Figure data in JSON
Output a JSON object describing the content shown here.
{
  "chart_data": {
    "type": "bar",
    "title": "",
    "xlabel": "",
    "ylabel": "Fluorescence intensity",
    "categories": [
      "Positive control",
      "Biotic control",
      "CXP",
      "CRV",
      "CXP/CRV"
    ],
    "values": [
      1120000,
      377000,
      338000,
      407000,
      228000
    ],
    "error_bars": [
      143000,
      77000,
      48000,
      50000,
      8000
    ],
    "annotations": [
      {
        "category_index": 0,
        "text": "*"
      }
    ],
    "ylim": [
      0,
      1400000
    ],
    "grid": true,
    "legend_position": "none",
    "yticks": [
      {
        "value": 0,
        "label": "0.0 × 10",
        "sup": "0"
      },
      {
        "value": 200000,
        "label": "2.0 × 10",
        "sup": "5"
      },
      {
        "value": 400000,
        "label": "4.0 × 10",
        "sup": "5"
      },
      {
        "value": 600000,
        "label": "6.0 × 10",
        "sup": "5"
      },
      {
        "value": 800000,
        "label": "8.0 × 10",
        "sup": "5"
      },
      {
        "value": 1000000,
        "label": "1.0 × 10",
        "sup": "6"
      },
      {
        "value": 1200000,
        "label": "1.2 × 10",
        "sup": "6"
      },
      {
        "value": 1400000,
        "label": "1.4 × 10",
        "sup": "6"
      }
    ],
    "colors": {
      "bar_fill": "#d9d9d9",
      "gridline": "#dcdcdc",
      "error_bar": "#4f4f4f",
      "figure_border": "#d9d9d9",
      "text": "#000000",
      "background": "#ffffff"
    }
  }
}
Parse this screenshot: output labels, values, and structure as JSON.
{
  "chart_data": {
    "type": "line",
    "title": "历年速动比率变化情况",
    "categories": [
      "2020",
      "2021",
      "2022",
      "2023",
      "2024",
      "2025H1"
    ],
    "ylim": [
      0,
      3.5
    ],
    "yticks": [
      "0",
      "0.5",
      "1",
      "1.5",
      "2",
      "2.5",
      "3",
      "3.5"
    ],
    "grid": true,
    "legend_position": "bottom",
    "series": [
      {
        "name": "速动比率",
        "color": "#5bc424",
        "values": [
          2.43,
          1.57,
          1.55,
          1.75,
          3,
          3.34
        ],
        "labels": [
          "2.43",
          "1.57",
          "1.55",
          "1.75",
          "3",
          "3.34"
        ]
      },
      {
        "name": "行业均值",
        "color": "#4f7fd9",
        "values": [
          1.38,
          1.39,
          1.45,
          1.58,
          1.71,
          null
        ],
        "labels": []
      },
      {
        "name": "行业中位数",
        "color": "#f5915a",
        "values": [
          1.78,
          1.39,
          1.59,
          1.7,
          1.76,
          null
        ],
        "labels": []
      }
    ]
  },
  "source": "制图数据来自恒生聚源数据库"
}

What this task involves:
Each line in the material above must be retyped without alteration.

Response below:
Output a JSON object describing the content shown here.
{
  "chart_data": {
    "type": "bar",
    "title": "",
    "xlabel": "",
    "ylabel": "Fluorescence intensity",
    "categories": [
      "Positive control",
      "Biotic control",
      "CXP",
      "CRV",
      "CXP/CRV"
    ],
    "values": [
      1120000,
      377000,
      338000,
      407000,
      228000
    ],
    "error_bars": [
      143000,
      77000,
      48000,
      50000,
      8000
    ],
    "annotations": [
      {
        "category_index": 0,
        "text": "*"
      }
    ],
    "ylim": [
      0,
      1400000
    ],
    "grid": true,
    "legend_position": "none",
    "yticks": [
      {
        "value": 0,
        "label": "0.0 × 10",
        "sup": "0"
      },
      {
        "value": 200000,
        "label": "2.0 × 10",
        "sup": "5"
      },
      {
        "value": 400000,
        "label": "4.0 × 10",
        "sup": "5"
      },
      {
        "value": 600000,
        "label": "6.0 × 10",
        "sup": "5"
      },
      {
        "value": 800000,
        "label": "8.0 × 10",
        "sup": "5"
      },
      {
        "value": 1000000,
        "label": "1.0 × 10",
        "sup": "6"
      },
      {
        "value": 1200000,
        "label": "1.2 × 10",
        "sup": "6"
      },
      {
        "value": 1400000,
        "label": "1.4 × 10",
        "sup": "6"
      }
    ],
    "colors": {
      "bar_fill": "#d9d9d9",
      "gridline": "#dcdcdc",
      "error_bar": "#4f4f4f",
      "figure_border": "#d9d9d9",
      "text": "#000000",
      "background": "#ffffff"
    }
  }
}
Parse this screenshot: output labels, values, and structure as JSON.
{
  "chart_data": {
    "type": "line",
    "title": "历年速动比率变化情况",
    "categories": [
      "2020",
      "2021",
      "2022",
      "2023",
      "2024",
      "2025H1"
    ],
    "ylim": [
      0,
      3.5
    ],
    "yticks": [
      "0",
      "0.5",
      "1",
      "1.5",
      "2",
      "2.5",
      "3",
      "3.5"
    ],
    "grid": true,
    "legend_position": "bottom",
    "series": [
      {
        "name": "速动比率",
        "color": "#5bc424",
        "values": [
          2.43,
          1.57,
          1.55,
          1.75,
          3,
          3.34
        ],
        "labels": [
          "2.43",
          "1.57",
          "1.55",
          "1.75",
          "3",
          "3.34"
        ]
      },
      {
        "name": "行业均值",
        "color": "#4f7fd9",
        "values": [
          1.38,
          1.39,
          1.45,
          1.58,
          1.71,
          null
        ],
        "labels": []
      },
      {
        "name": "行业中位数",
        "color": "#f5915a",
        "values": [
          1.78,
          1.39,
          1.59,
          1.7,
          1.76,
          null
        ],
        "labels": []
      }
    ]
  },
  "source": "制图数据来自恒生聚源数据库"
}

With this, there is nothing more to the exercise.